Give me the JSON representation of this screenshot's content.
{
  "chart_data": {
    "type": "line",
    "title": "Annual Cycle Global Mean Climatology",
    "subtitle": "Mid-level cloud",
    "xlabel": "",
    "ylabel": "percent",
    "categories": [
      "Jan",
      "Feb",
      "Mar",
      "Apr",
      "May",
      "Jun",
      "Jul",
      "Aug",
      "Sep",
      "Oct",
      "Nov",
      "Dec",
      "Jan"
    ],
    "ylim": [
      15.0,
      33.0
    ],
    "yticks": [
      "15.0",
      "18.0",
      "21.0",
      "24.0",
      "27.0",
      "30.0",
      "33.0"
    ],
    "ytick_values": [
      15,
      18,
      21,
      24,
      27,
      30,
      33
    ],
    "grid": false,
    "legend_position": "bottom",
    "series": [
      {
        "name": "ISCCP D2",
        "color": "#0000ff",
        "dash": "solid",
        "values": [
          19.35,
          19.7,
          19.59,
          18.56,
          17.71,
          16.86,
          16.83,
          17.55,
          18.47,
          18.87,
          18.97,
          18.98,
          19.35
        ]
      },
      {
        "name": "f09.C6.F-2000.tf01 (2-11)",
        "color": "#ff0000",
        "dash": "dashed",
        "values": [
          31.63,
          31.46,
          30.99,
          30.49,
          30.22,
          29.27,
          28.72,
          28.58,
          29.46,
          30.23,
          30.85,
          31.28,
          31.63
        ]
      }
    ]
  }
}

------------------------------

▶ _Written task_: Repeat the preceding lines exactly, please, every one of them.

▶ _The result_:
Give me the JSON representation of this screenshot's content.
{
  "chart_data": {
    "type": "line",
    "title": "Annual Cycle Global Mean Climatology",
    "subtitle": "Mid-level cloud",
    "xlabel": "",
    "ylabel": "percent",
    "categories": [
      "Jan",
      "Feb",
      "Mar",
      "Apr",
      "May",
      "Jun",
      "Jul",
      "Aug",
      "Sep",
      "Oct",
      "Nov",
      "Dec",
      "Jan"
    ],
    "ylim": [
      15.0,
      33.0
    ],
    "yticks": [
      "15.0",
      "18.0",
      "21.0",
      "24.0",
      "27.0",
      "30.0",
      "33.0"
    ],
    "ytick_values": [
      15,
      18,
      21,
      24,
      27,
      30,
      33
    ],
    "grid": false,
    "legend_position": "bottom",
    "series": [
      {
        "name": "ISCCP D2",
        "color": "#0000ff",
        "dash": "solid",
        "values": [
          19.35,
          19.7,
          19.59,
          18.56,
          17.71,
          16.86,
          16.83,
          17.55,
          18.47,
          18.87,
          18.97,
          18.98,
          19.35
        ]
      },
      {
        "name": "f09.C6.F-2000.tf01 (2-11)",
        "color": "#ff0000",
        "dash": "dashed",
        "values": [
          31.63,
          31.46,
          30.99,
          30.49,
          30.22,
          29.27,
          28.72,
          28.58,
          29.46,
          30.23,
          30.85,
          31.28,
          31.63
        ]
      }
    ]
  }
}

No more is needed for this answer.